[Start]

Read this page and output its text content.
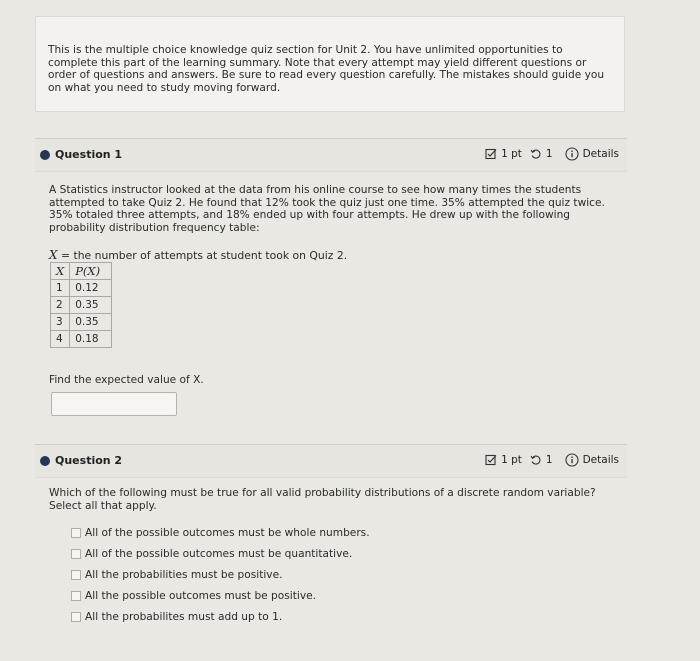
This is the multiple choice knowledge quiz section for Unit 2. You have unlimited opportunities to complete this part of the learning summary. Note that every attempt may yield different questions or order of questions and answers. Be sure to read every question carefully. The mistakes should guide you on what you need to study moving forward.
Question 1	1 pt 1	Details
A Statistics instructor looked at the data from his online course to see how many times the students attempted to take Quiz 2. He found that 12% took the quiz just one time. 35% attempted the quiz twice. 35% totaled three attempts, and 18% ended up with four attempts. He drew up with the following probability distribution frequency table:
X = the number of attempts at student took on Quiz 2.
X	P(X)
1	0.12
2	0.35
3	0.35
4	0.18
Find the expected value of X.
Question 2	1 pt 1	Details
Which of the following must be true for all valid probability distributions of a discrete random variable? Select all that apply.
All of the possible outcomes must be whole numbers.
All of the possible outcomes must be quantitative.
All the probabilities must be positive.
All the possible outcomes must be positive.
All the probabilites must add up to 1.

[End]

▸ Instruction
Look through the entries above. Extract each line with the word "must".

▸ Exercise response
Which of the following must be true for all valid probability distributions of a discrete random variable? Select all that apply.
All of the possible outcomes must be whole numbers.
All of the possible outcomes must be quantitative.
All the probabilities must be positive.
All the possible outcomes must be positive.
All the probabilites must add up to 1.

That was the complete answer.